-- Data supplied start --
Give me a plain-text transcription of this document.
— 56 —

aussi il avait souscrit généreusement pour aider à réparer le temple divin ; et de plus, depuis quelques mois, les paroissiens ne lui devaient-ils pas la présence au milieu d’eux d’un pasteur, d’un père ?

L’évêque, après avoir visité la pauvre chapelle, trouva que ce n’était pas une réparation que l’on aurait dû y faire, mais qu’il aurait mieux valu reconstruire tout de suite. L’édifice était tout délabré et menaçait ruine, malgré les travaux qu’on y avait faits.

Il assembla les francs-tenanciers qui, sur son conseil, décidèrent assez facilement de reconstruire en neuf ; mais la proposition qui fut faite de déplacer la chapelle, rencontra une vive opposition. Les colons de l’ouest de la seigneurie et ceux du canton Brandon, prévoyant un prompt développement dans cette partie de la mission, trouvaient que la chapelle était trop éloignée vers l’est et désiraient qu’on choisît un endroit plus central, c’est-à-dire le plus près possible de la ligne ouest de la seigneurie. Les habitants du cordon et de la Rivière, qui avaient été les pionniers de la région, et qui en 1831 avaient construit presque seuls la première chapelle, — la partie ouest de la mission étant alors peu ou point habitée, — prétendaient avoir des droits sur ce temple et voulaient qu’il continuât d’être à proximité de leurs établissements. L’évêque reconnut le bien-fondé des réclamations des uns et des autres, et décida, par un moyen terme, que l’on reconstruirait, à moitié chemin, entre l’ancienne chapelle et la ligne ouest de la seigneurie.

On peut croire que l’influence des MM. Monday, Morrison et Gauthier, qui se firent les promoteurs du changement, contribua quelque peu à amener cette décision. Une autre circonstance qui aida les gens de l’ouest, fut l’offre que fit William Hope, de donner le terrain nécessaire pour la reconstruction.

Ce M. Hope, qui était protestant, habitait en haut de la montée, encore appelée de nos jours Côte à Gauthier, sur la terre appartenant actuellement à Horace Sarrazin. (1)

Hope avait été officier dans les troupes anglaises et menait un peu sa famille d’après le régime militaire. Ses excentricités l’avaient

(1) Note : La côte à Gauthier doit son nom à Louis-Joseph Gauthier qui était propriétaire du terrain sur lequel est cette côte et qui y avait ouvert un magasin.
-- Data supplied end --
◆ Exercise prompt:
Copy out the full set of records precisely, leaving nothing out.

◆ Problem solution:
Give me a plain-text transcription of this document.
— 56 —

aussi il avait souscrit généreusement pour aider à réparer le temple divin ; et de plus, depuis quelques mois, les paroissiens ne lui devaient-ils pas la présence au milieu d’eux d’un pasteur, d’un père ?

L’évêque, après avoir visité la pauvre chapelle, trouva que ce n’était pas une réparation que l’on aurait dû y faire, mais qu’il aurait mieux valu reconstruire tout de suite. L’édifice était tout délabré et menaçait ruine, malgré les travaux qu’on y avait faits.

Il assembla les francs-tenanciers qui, sur son conseil, décidèrent assez facilement de reconstruire en neuf ; mais la proposition qui fut faite de déplacer la chapelle, rencontra une vive opposition. Les colons de l’ouest de la seigneurie et ceux du canton Brandon, prévoyant un prompt développement dans cette partie de la mission, trouvaient que la chapelle était trop éloignée vers l’est et désiraient qu’on choisît un endroit plus central, c’est-à-dire le plus près possible de la ligne ouest de la seigneurie. Les habitants du cordon et de la Rivière, qui avaient été les pionniers de la région, et qui en 1831 avaient construit presque seuls la première chapelle, — la partie ouest de la mission étant alors peu ou point habitée, — prétendaient avoir des droits sur ce temple et voulaient qu’il continuât d’être à proximité de leurs établissements. L’évêque reconnut le bien-fondé des réclamations des uns et des autres, et décida, par un moyen terme, que l’on reconstruirait, à moitié chemin, entre l’ancienne chapelle et la ligne ouest de la seigneurie.

On peut croire que l’influence des MM. Monday, Morrison et Gauthier, qui se firent les promoteurs du changement, contribua quelque peu à amener cette décision. Une autre circonstance qui aida les gens de l’ouest, fut l’offre que fit William Hope, de donner le terrain nécessaire pour la reconstruction.

Ce M. Hope, qui était protestant, habitait en haut de la montée, encore appelée de nos jours Côte à Gauthier, sur la terre appartenant actuellement à Horace Sarrazin. (1)

Hope avait été officier dans les troupes anglaises et menait un peu sa famille d’après le régime militaire. Ses excentricités l’avaient

(1) Note : La côte à Gauthier doit son nom à Louis-Joseph Gauthier qui était propriétaire du terrain sur lequel est cette côte et qui y avait ouvert un magasin.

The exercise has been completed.